#### PROBLEM TO SOLVE:
Write out every line of the listing below as a JSON list of strings, one string per line, skipping any blank lines.
-----
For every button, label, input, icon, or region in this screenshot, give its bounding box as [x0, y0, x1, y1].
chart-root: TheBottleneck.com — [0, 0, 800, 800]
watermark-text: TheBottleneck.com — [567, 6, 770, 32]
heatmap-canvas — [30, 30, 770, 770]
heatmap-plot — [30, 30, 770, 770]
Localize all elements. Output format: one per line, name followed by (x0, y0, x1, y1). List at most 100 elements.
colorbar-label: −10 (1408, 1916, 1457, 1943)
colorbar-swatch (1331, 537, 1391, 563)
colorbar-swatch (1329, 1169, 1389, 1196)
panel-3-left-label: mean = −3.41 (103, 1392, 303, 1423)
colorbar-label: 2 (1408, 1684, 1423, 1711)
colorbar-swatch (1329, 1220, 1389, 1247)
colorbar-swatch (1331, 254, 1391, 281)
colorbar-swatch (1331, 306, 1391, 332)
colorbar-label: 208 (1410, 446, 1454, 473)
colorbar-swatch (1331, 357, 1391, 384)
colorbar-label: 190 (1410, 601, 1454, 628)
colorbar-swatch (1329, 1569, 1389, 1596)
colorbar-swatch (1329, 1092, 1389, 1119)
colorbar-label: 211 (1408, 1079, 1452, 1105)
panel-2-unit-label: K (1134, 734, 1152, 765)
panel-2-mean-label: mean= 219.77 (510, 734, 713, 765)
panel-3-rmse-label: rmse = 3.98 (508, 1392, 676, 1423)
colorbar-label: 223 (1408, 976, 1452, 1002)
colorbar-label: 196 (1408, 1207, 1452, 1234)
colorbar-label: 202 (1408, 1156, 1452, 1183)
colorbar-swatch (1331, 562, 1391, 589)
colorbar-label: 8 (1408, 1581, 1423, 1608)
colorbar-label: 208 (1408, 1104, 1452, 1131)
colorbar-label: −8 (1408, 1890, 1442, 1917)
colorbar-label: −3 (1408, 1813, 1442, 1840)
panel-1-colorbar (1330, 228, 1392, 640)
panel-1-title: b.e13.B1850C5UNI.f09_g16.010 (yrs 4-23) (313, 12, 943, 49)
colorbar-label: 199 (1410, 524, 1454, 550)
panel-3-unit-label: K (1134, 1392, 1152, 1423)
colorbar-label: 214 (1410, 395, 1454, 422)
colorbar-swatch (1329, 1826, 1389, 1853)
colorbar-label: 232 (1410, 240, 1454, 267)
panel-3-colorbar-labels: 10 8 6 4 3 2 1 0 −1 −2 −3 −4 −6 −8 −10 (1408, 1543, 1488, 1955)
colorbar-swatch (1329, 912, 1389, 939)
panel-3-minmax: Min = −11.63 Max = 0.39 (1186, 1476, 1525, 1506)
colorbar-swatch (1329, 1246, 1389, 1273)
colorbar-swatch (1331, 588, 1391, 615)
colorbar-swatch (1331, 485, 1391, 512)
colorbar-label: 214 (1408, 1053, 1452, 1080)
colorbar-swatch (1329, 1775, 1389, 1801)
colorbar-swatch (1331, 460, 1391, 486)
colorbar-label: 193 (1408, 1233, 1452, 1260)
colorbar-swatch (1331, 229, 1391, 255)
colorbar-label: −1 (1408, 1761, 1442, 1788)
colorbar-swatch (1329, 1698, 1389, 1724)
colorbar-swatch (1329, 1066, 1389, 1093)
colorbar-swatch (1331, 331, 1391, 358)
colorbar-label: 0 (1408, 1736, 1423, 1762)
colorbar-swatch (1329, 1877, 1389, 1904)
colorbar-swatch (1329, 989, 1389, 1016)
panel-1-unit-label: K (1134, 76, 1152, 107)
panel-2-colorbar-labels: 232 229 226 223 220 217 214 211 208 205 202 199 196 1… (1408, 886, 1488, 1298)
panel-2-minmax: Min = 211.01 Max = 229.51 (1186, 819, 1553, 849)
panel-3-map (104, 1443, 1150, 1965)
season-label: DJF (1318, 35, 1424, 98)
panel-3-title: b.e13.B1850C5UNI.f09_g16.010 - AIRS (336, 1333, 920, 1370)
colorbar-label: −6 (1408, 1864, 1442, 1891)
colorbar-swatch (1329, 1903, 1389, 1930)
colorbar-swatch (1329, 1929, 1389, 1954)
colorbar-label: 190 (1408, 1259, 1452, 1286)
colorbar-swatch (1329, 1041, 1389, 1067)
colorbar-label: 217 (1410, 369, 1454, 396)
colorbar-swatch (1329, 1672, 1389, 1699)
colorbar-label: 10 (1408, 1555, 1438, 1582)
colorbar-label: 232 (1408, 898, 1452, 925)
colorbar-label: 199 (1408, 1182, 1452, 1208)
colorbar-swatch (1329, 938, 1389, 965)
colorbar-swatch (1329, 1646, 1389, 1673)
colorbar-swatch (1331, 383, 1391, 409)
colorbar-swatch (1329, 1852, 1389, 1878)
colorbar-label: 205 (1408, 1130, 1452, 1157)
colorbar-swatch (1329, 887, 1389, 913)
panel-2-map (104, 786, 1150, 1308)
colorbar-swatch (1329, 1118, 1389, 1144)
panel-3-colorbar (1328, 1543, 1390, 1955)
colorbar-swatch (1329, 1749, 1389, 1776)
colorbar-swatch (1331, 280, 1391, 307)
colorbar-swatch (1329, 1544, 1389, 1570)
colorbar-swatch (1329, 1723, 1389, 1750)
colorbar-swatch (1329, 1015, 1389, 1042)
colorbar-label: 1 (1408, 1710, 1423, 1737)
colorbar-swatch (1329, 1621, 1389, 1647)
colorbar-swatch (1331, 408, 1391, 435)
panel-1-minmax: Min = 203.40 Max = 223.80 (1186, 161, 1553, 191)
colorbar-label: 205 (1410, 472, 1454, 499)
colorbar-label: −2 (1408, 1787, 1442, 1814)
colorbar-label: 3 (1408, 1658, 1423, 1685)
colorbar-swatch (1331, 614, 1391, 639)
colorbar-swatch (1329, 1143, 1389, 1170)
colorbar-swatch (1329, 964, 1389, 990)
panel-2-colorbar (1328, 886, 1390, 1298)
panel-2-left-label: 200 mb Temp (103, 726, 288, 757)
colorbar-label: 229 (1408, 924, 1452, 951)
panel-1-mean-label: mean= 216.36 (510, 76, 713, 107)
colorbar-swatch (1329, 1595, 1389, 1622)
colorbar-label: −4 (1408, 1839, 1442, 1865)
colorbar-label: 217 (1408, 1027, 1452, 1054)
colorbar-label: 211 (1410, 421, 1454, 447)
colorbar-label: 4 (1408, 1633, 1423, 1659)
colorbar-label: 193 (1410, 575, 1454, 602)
-----
#### CORRECT OUTPUT:
[
  "For every button, label, input, icon, or region in this screenshot, give its bounding box as [x0, y0, x1, y1].",
  "chart-root: TheBottleneck.com — [0, 0, 800, 800]",
  "watermark-text: TheBottleneck.com — [567, 6, 770, 32]",
  "heatmap-canvas — [30, 30, 770, 770]",
  "heatmap-plot — [30, 30, 770, 770]",
  "Localize all elements. Output format: one per line, name followed by (x0, y0, x1, y1). List at most 100 elements.",
  "colorbar-label: −10 (1408, 1916, 1457, 1943)",
  "colorbar-swatch (1331, 537, 1391, 563)",
  "colorbar-swatch (1329, 1169, 1389, 1196)",
  "panel-3-left-label: mean = −3.41 (103, 1392, 303, 1423)",
  "colorbar-label: 2 (1408, 1684, 1423, 1711)",
  "colorbar-swatch (1329, 1220, 1389, 1247)",
  "colorbar-swatch (1331, 254, 1391, 281)",
  "colorbar-swatch (1331, 306, 1391, 332)",
  "colorbar-label: 208 (1410, 446, 1454, 473)",
  "colorbar-swatch (1331, 357, 1391, 384)",
  "colorbar-label: 190 (1410, 601, 1454, 628)",
  "colorbar-swatch (1329, 1569, 1389, 1596)",
  "colorbar-swatch (1329, 1092, 1389, 1119)",
  "colorbar-label: 211 (1408, 1079, 1452, 1105)",
  "panel-2-unit-label: K (1134, 734, 1152, 765)",
  "panel-2-mean-label: mean= 219.77 (510, 734, 713, 765)",
  "panel-3-rmse-label: rmse = 3.98 (508, 1392, 676, 1423)",
  "colorbar-label: 223 (1408, 976, 1452, 1002)",
  "colorbar-label: 196 (1408, 1207, 1452, 1234)",
  "colorbar-label: 202 (1408, 1156, 1452, 1183)",
  "colorbar-swatch (1331, 562, 1391, 589)",
  "colorbar-label: 8 (1408, 1581, 1423, 1608)",
  "colorbar-label: 208 (1408, 1104, 1452, 1131)",
  "colorbar-label: −8 (1408, 1890, 1442, 1917)",
  "colorbar-label: −3 (1408, 1813, 1442, 1840)",
  "panel-1-colorbar (1330, 228, 1392, 640)",
  "panel-1-title: b.e13.B1850C5UNI.f09_g16.010 (yrs 4-23) (313, 12, 943, 49)",
  "colorbar-label: 199 (1410, 524, 1454, 550)",
  "panel-3-unit-label: K (1134, 1392, 1152, 1423)",
  "colorbar-label: 214 (1410, 395, 1454, 422)",
  "colorbar-swatch (1329, 1826, 1389, 1853)",
  "colorbar-label: 232 (1410, 240, 1454, 267)",
  "panel-3-colorbar-labels: 10 8 6 4 3 2 1 0 −1 −2 −3 −4 −6 −8 −10 (1408, 1543, 1488, 1955)",
  "colorbar-swatch (1329, 912, 1389, 939)",
  "panel-3-minmax: Min = −11.63 Max = 0.39 (1186, 1476, 1525, 1506)",
  "colorbar-swatch (1329, 1246, 1389, 1273)",
  "colorbar-swatch (1331, 588, 1391, 615)",
  "colorbar-swatch (1331, 485, 1391, 512)",
  "colorbar-label: 214 (1408, 1053, 1452, 1080)",
  "colorbar-swatch (1329, 1775, 1389, 1801)",
  "colorbar-swatch (1331, 460, 1391, 486)",
  "colorbar-label: 193 (1408, 1233, 1452, 1260)",
  "colorbar-swatch (1331, 229, 1391, 255)",
  "colorbar-label: −1 (1408, 1761, 1442, 1788)",
  "colorbar-swatch (1329, 1698, 1389, 1724)",
  "colorbar-swatch (1329, 1066, 1389, 1093)",
  "colorbar-swatch (1331, 331, 1391, 358)",
  "colorbar-label: 0 (1408, 1736, 1423, 1762)",
  "colorbar-swatch (1329, 1877, 1389, 1904)",
  "colorbar-swatch (1329, 989, 1389, 1016)",
  "panel-1-unit-label: K (1134, 76, 1152, 107)",
  "panel-2-colorbar-labels: 232 229 226 223 220 217 214 211 208 205 202 199 196 1… (1408, 886, 1488, 1298)",
  "panel-2-minmax: Min = 211.01 Max = 229.51 (1186, 819, 1553, 849)",
  "panel-3-map (104, 1443, 1150, 1965)",
  "season-label: DJF (1318, 35, 1424, 98)",
  "panel-3-title: b.e13.B1850C5UNI.f09_g16.010 - AIRS (336, 1333, 920, 1370)",
  "colorbar-label: −6 (1408, 1864, 1442, 1891)",
  "colorbar-swatch (1329, 1903, 1389, 1930)",
  "colorbar-swatch (1329, 1929, 1389, 1954)",
  "colorbar-label: 190 (1408, 1259, 1452, 1286)",
  "colorbar-swatch (1329, 1041, 1389, 1067)",
  "colorbar-label: 217 (1410, 369, 1454, 396)",
  "colorbar-swatch (1329, 1672, 1389, 1699)",
  "colorbar-label: 10 (1408, 1555, 1438, 1582)",
  "colorbar-label: 232 (1408, 898, 1452, 925)",
  "colorbar-label: 199 (1408, 1182, 1452, 1208)",
  "colorbar-swatch (1329, 938, 1389, 965)",
  "colorbar-swatch (1329, 1646, 1389, 1673)",
  "colorbar-swatch (1331, 383, 1391, 409)",
  "colorbar-swatch (1329, 1852, 1389, 1878)",
  "colorbar-label: 205 (1408, 1130, 1452, 1157)",
  "colorbar-swatch (1329, 887, 1389, 913)",
  "panel-2-map (104, 786, 1150, 1308)",
  "colorbar-swatch (1329, 1118, 1389, 1144)",
  "panel-3-colorbar (1328, 1543, 1390, 1955)",
  "colorbar-swatch (1329, 1749, 1389, 1776)",
  "colorbar-swatch (1331, 280, 1391, 307)",
  "colorbar-swatch (1329, 1544, 1389, 1570)",
  "colorbar-swatch (1329, 1723, 1389, 1750)",
  "colorbar-swatch (1329, 1015, 1389, 1042)",
  "colorbar-label: 1 (1408, 1710, 1423, 1737)",
  "colorbar-swatch (1329, 1621, 1389, 1647)",
  "colorbar-swatch (1331, 408, 1391, 435)",
  "panel-1-minmax: Min = 203.40 Max = 223.80 (1186, 161, 1553, 191)",
  "colorbar-label: 205 (1410, 472, 1454, 499)",
  "colorbar-label: −2 (1408, 1787, 1442, 1814)",
  "colorbar-label: 3 (1408, 1658, 1423, 1685)",
  "colorbar-swatch (1331, 614, 1391, 639)",
  "colorbar-swatch (1329, 1143, 1389, 1170)",
  "colorbar-swatch (1329, 964, 1389, 990)",
  "panel-2-colorbar (1328, 886, 1390, 1298)",
  "panel-2-left-label: 200 mb Temp (103, 726, 288, 757)",
  "colorbar-label: 229 (1408, 924, 1452, 951)",
  "panel-1-mean-label: mean= 216.36 (510, 76, 713, 107)",
  "colorbar-swatch (1329, 1595, 1389, 1622)",
  "colorbar-label: −4 (1408, 1839, 1442, 1865)",
  "colorbar-label: 217 (1408, 1027, 1452, 1054)",
  "colorbar-label: 211 (1410, 421, 1454, 447)",
  "colorbar-label: 4 (1408, 1633, 1423, 1659)",
  "colorbar-label: 193 (1410, 575, 1454, 602)"
]